The seventh Q&A in a series exploring the current state of Open Access has been published. On this occasion the questions are answered by Danny Kingsley, Executive Officer of the Australian Open Access Support Group (AOASG), an organisation founded at the end of last year by six Australian universities in order to provide “a concerted and coordinated Australian voice in support of open access.”


Prior to taking on her role at AOASG, Kingsley spent five years studying the OA situation in Australia for her PhD, and then four years as a repository manager at the Australian National University (ANU), so she has a keen understanding of the OA scene in Australia.


What is the current state of Open Access from an Australian perspective?


On the positive side, says Kingsley, the flood of international statements about OA we have seen this year has strengthened the voice of those advocating for OA. And Australia is well placed to benefit from this: All of its universities now have an institutional repository, and both the Australian Research Council and the National Health and Medical Research Council have introduced OA mandates that favour Green OA.


On the negative side, says Kingsley, researchers’ lack of engagement with Open Access remains “a continual disappointment.” As a result, she suggests, OA advocates need “to stop talking to ourselves and work out the best way to engage the researchers.”


Unfortunately, however, this task has been made that much harder by the recommendations of the Finch Report, and the consequent decision by Research Councils UK to favour Gold OA, and endorse Hybrid OA.


Indeed, Kingsley’s account suggests that, rather than being a tipping point for OA, the RCUK Policy has impeded progress, not just in the UK but globally. “The Finch/RCUK decision to back and fund Gold Open Access including Hybrid has had ramifications around the world with publishers tightening the deposit and embargo rules for repositories,” she says. “While this is ostensibly to encourage UK researchers to take the Gold OA option to comply with their rules it affects everyone.”


Moreover, adds Kingsley, “Hybrid is tainting Open Access because researchers often think this is what Open Access means and are (understandably) upset and angry about the changes they feel are being forced upon them.”

Records taken from a dataset:
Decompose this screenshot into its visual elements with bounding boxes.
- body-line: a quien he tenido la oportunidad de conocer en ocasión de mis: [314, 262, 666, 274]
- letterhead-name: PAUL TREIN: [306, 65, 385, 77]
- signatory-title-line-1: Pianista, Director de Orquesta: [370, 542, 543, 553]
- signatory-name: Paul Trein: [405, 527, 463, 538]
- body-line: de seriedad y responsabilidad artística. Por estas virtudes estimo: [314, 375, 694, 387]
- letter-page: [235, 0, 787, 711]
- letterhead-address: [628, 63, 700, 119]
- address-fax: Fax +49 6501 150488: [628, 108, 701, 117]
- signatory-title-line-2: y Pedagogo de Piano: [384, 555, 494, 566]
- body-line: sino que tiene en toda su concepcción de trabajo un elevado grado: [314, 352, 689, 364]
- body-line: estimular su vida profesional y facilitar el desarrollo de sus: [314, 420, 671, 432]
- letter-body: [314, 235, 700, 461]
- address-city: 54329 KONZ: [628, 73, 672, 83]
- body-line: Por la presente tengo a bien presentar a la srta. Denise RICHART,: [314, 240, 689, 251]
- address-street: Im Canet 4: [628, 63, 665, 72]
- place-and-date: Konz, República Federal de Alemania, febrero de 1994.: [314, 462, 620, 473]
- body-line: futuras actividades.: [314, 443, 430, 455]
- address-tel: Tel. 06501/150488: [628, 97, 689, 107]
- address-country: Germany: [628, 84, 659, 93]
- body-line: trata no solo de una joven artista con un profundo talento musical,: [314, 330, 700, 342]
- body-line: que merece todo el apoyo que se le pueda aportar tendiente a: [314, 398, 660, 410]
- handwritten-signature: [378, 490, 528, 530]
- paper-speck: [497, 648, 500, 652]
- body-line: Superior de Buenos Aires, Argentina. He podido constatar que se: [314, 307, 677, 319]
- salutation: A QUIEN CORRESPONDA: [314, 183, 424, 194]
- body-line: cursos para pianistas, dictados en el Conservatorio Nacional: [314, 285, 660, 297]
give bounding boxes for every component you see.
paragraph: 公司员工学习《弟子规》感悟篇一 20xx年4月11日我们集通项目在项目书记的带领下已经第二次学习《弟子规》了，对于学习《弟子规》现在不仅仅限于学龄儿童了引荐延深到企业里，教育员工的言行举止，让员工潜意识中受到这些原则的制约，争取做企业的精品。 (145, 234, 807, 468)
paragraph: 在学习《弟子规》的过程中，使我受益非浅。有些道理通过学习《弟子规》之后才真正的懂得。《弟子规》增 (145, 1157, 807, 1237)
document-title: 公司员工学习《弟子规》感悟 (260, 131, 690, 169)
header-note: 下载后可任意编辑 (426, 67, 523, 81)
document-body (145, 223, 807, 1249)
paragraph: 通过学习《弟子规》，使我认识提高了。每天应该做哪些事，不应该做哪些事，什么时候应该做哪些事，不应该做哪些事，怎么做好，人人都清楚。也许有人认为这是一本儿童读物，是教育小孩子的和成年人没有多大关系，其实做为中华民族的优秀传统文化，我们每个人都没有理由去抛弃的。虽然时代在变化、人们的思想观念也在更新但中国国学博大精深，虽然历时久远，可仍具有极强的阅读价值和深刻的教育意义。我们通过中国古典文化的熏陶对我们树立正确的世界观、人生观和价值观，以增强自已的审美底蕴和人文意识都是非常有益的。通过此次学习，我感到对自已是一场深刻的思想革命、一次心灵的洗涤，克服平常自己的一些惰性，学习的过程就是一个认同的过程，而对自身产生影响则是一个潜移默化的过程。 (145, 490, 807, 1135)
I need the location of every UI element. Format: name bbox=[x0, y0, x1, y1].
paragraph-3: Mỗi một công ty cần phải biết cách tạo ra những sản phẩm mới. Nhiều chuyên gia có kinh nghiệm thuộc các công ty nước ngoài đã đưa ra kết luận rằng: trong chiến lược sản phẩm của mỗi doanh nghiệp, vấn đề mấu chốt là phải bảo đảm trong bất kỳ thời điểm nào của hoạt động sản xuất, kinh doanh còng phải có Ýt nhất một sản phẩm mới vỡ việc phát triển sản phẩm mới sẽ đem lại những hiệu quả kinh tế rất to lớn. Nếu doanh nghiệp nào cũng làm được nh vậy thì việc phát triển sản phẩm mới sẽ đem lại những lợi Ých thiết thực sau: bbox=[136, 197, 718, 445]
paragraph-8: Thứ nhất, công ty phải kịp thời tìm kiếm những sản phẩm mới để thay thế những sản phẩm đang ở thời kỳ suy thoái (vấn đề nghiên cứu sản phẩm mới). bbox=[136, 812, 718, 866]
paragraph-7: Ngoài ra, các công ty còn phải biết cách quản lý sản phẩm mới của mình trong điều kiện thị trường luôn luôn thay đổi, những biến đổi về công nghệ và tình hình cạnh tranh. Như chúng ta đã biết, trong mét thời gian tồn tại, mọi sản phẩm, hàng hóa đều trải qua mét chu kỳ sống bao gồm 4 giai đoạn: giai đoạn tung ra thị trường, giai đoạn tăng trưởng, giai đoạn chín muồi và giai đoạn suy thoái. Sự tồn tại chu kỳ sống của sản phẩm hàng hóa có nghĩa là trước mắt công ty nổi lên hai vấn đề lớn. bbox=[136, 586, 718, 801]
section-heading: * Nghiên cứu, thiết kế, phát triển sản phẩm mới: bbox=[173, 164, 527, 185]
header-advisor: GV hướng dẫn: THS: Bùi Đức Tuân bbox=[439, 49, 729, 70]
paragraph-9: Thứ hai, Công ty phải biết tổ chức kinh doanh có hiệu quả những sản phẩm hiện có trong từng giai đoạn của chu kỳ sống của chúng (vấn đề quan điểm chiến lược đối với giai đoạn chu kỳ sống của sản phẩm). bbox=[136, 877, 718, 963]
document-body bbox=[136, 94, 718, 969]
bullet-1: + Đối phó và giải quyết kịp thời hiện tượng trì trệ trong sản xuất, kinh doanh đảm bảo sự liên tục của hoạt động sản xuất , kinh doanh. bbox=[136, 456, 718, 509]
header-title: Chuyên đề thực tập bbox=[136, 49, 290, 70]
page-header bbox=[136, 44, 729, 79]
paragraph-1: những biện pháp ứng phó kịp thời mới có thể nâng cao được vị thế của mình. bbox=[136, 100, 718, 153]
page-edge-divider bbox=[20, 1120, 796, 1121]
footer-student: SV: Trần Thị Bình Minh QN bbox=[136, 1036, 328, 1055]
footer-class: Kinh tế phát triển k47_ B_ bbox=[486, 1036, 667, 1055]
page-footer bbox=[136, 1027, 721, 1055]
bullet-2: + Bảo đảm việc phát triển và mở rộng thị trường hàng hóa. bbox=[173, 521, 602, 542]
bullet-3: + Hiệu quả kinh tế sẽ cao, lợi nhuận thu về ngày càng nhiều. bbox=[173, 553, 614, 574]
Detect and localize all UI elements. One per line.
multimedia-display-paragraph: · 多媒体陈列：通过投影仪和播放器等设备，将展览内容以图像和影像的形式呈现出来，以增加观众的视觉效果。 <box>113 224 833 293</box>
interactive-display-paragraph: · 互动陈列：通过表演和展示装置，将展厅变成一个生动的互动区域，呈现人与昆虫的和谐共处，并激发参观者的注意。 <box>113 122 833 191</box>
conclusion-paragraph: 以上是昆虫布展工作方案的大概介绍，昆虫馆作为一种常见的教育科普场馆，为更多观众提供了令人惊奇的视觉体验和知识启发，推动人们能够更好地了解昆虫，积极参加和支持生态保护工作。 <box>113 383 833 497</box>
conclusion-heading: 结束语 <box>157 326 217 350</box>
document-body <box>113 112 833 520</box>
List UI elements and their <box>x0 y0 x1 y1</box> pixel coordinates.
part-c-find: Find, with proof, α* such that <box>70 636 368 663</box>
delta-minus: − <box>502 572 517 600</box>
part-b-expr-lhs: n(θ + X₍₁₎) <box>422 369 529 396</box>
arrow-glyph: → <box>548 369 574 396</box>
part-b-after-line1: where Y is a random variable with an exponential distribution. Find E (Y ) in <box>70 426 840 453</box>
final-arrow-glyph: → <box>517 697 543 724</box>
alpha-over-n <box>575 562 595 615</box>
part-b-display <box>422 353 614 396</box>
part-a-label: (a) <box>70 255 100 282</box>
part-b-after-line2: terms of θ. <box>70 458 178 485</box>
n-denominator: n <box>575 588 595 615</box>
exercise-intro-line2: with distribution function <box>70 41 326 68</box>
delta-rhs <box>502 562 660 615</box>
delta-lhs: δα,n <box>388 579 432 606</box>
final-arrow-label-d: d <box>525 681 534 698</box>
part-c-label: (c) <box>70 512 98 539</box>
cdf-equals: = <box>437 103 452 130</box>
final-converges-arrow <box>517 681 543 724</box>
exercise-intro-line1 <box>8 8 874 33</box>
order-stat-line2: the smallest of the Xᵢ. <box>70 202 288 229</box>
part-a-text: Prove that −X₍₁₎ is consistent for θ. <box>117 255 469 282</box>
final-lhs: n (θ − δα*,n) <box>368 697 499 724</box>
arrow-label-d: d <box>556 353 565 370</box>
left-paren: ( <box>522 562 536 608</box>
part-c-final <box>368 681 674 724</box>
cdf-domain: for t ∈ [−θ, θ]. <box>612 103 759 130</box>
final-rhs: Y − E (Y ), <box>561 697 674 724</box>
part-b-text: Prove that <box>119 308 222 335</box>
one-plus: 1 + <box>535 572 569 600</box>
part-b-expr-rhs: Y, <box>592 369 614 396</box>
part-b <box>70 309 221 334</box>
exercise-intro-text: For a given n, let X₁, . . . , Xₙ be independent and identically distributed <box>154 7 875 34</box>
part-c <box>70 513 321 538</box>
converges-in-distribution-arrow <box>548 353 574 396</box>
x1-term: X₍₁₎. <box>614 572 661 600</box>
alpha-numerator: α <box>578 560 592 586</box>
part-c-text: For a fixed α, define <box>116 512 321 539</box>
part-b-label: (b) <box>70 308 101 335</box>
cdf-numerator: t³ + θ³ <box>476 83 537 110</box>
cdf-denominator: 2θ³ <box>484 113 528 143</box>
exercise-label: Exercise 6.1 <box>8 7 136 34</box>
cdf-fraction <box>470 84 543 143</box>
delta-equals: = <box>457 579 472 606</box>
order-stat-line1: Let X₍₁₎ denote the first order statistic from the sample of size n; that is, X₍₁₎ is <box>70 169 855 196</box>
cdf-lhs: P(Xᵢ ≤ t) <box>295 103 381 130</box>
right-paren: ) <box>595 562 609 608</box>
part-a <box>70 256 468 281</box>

Activity ▸ Reproduce the part of the Open Access text that opens with the words containing "Unfortunately, however, this" and closes with "endorse Hybrid OA.", substituting "RCUK" for "Research Councils UK".

Result of the exercise ▸
Unfortunately, however, this task has been made that much harder by the recommendations of the Finch Report, and the consequent decision by RCUK to favour Gold OA, and endorse Hybrid OA.